* **Exercise directions**
Reproduce every record exactly as it appears, but not the pictures.

* **Excerpted data**
-------

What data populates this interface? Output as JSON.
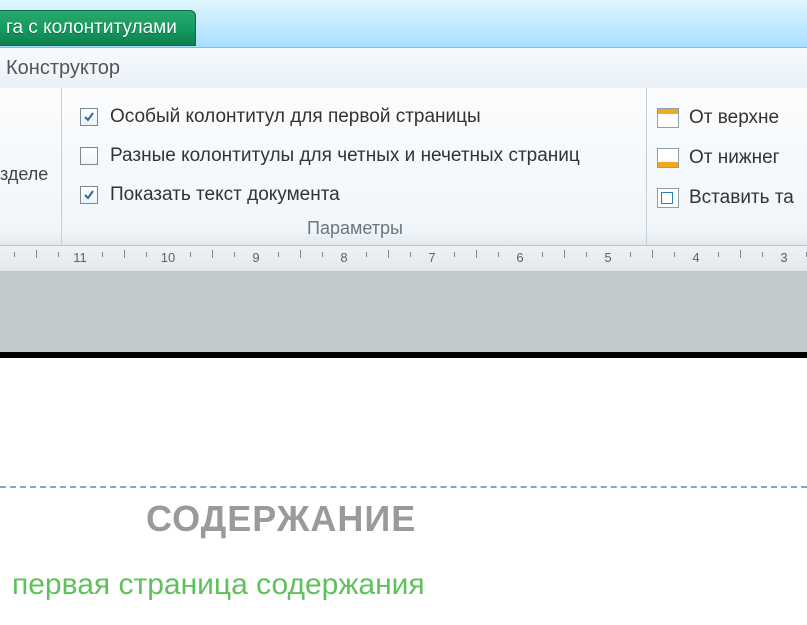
{
  "title_tab": "га с колонтитулами",
  "tabs": {
    "active": "Конструктор"
  },
  "options_group": {
    "label": "Параметры",
    "items": [
      {
        "label": "Особый колонтитул для первой страницы",
        "checked": true
      },
      {
        "label": "Разные колонтитулы для четных и нечетных страниц",
        "checked": false
      },
      {
        "label": "Показать текст документа",
        "checked": true
      }
    ]
  },
  "left_partial": "зделе",
  "position_group": {
    "items": [
      {
        "label": "От верхне"
      },
      {
        "label": "От нижнег"
      },
      {
        "label": "Вставить та"
      }
    ]
  },
  "ruler_numbers": [
    11,
    10,
    9,
    8,
    7,
    6,
    5,
    4,
    3
  ],
  "document": {
    "heading": "СОДЕРЖАНИЕ",
    "subline": "первая страница содержания"
  }
}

-------

* **Full response**
What data populates this interface? Output as JSON.
{
  "title_tab": "га с колонтитулами",
  "tabs": {
    "active": "Конструктор"
  },
  "options_group": {
    "label": "Параметры",
    "items": [
      {
        "label": "Особый колонтитул для первой страницы",
        "checked": true
      },
      {
        "label": "Разные колонтитулы для четных и нечетных страниц",
        "checked": false
      },
      {
        "label": "Показать текст документа",
        "checked": true
      }
    ]
  },
  "left_partial": "зделе",
  "position_group": {
    "items": [
      {
        "label": "От верхне"
      },
      {
        "label": "От нижнег"
      },
      {
        "label": "Вставить та"
      }
    ]
  },
  "ruler_numbers": [
    11,
    10,
    9,
    8,
    7,
    6,
    5,
    4,
    3
  ],
  "document": {
    "heading": "СОДЕРЖАНИЕ",
    "subline": "первая страница содержания"
  }
}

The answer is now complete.